§ Directions: The records below must be copied in full; omit the images.

§ Records for this exercise:
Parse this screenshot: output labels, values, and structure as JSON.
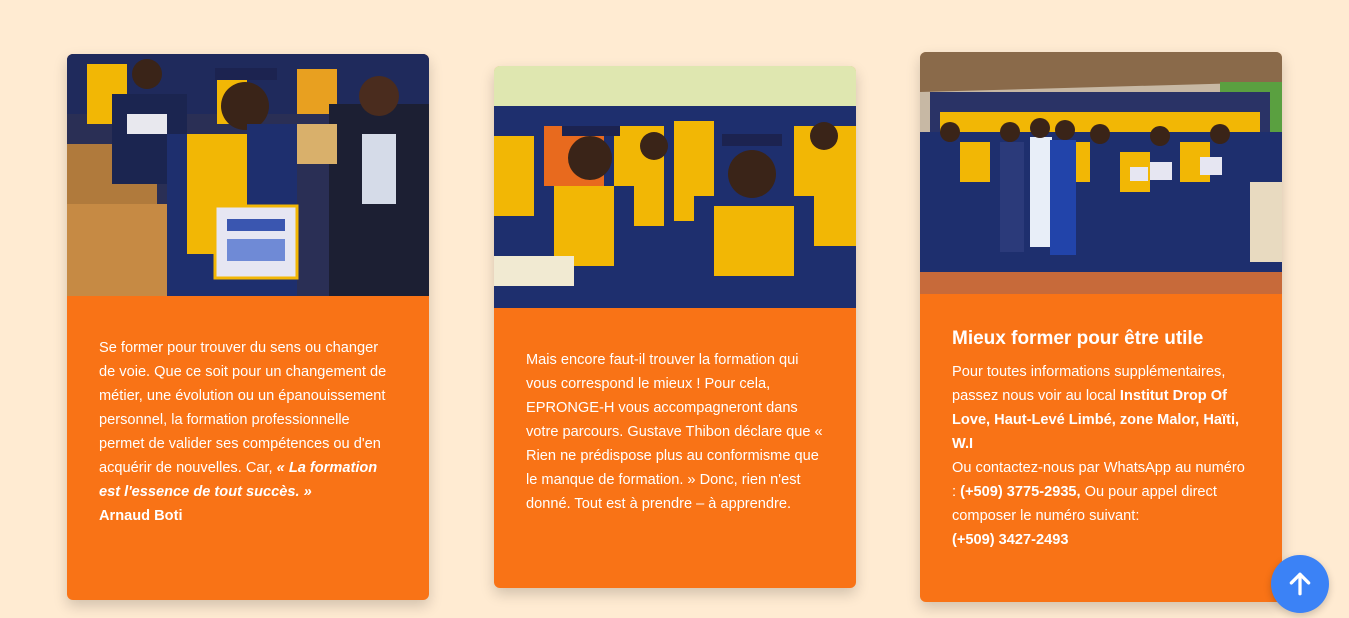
{
  "cards": [
    {
      "photo_alt": "Graduates in blue and gold gowns holding a diploma",
      "text_before": "Se former pour trouver du sens ou changer de voie. Que ce soit pour un changement de métier, une évolution ou un épanouissement personnel, la formation professionnelle permet de valider ses compétences ou d'en acquérir de nouvelles. Car, ",
      "quote": "« La formation est l'essence de tout succès. »",
      "author": "Arnaud Boti"
    },
    {
      "photo_alt": "Graduates seated in blue gowns and caps",
      "text": "Mais encore faut-il trouver la formation qui vous correspond le mieux ! Pour cela, EPRONGE-H vous accompagneront dans votre parcours. Gustave Thibon déclare que « Rien ne prédispose plus au conformisme que le manque de formation. » Donc, rien n'est donné. Tout est à prendre – à apprendre."
    },
    {
      "photo_alt": "Group photo of graduates and staff",
      "title": "Mieux former pour être utile",
      "text1": "Pour toutes informations supplémentaires, passez nous voir au local ",
      "location": "Institut Drop Of Love, Haut-Levé Limbé, zone Malor, Haïti, W.I",
      "text2": "Ou contactez-nous par WhatsApp au numéro : ",
      "whatsapp": "(+509) 3775-2935,",
      "text3": " Ou pour appel direct composer le numéro suivant:",
      "phone": "(+509) 3427-2493"
    }
  ],
  "scroll_top": {
    "icon": "arrow-up-icon",
    "color": "#3b82f6"
  },
  "colors": {
    "background": "#ffebd2",
    "card": "#f97316",
    "gown_blue": "#1e2f6e",
    "gown_gold": "#f2b705"
  }
}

§ Exercise response:
Parse this screenshot: output labels, values, and structure as JSON.
{
  "cards": [
    {
      "photo_alt": "Graduates in blue and gold gowns holding a diploma",
      "text_before": "Se former pour trouver du sens ou changer de voie. Que ce soit pour un changement de métier, une évolution ou un épanouissement personnel, la formation professionnelle permet de valider ses compétences ou d'en acquérir de nouvelles. Car, ",
      "quote": "« La formation est l'essence de tout succès. »",
      "author": "Arnaud Boti"
    },
    {
      "photo_alt": "Graduates seated in blue gowns and caps",
      "text": "Mais encore faut-il trouver la formation qui vous correspond le mieux ! Pour cela, EPRONGE-H vous accompagneront dans votre parcours. Gustave Thibon déclare que « Rien ne prédispose plus au conformisme que le manque de formation. » Donc, rien n'est donné. Tout est à prendre – à apprendre."
    },
    {
      "photo_alt": "Group photo of graduates and staff",
      "title": "Mieux former pour être utile",
      "text1": "Pour toutes informations supplémentaires, passez nous voir au local ",
      "location": "Institut Drop Of Love, Haut-Levé Limbé, zone Malor, Haïti, W.I",
      "text2": "Ou contactez-nous par WhatsApp au numéro : ",
      "whatsapp": "(+509) 3775-2935,",
      "text3": " Ou pour appel direct composer le numéro suivant:",
      "phone": "(+509) 3427-2493"
    }
  ],
  "scroll_top": {
    "icon": "arrow-up-icon",
    "color": "#3b82f6"
  },
  "colors": {
    "background": "#ffebd2",
    "card": "#f97316",
    "gown_blue": "#1e2f6e",
    "gown_gold": "#f2b705"
  }
}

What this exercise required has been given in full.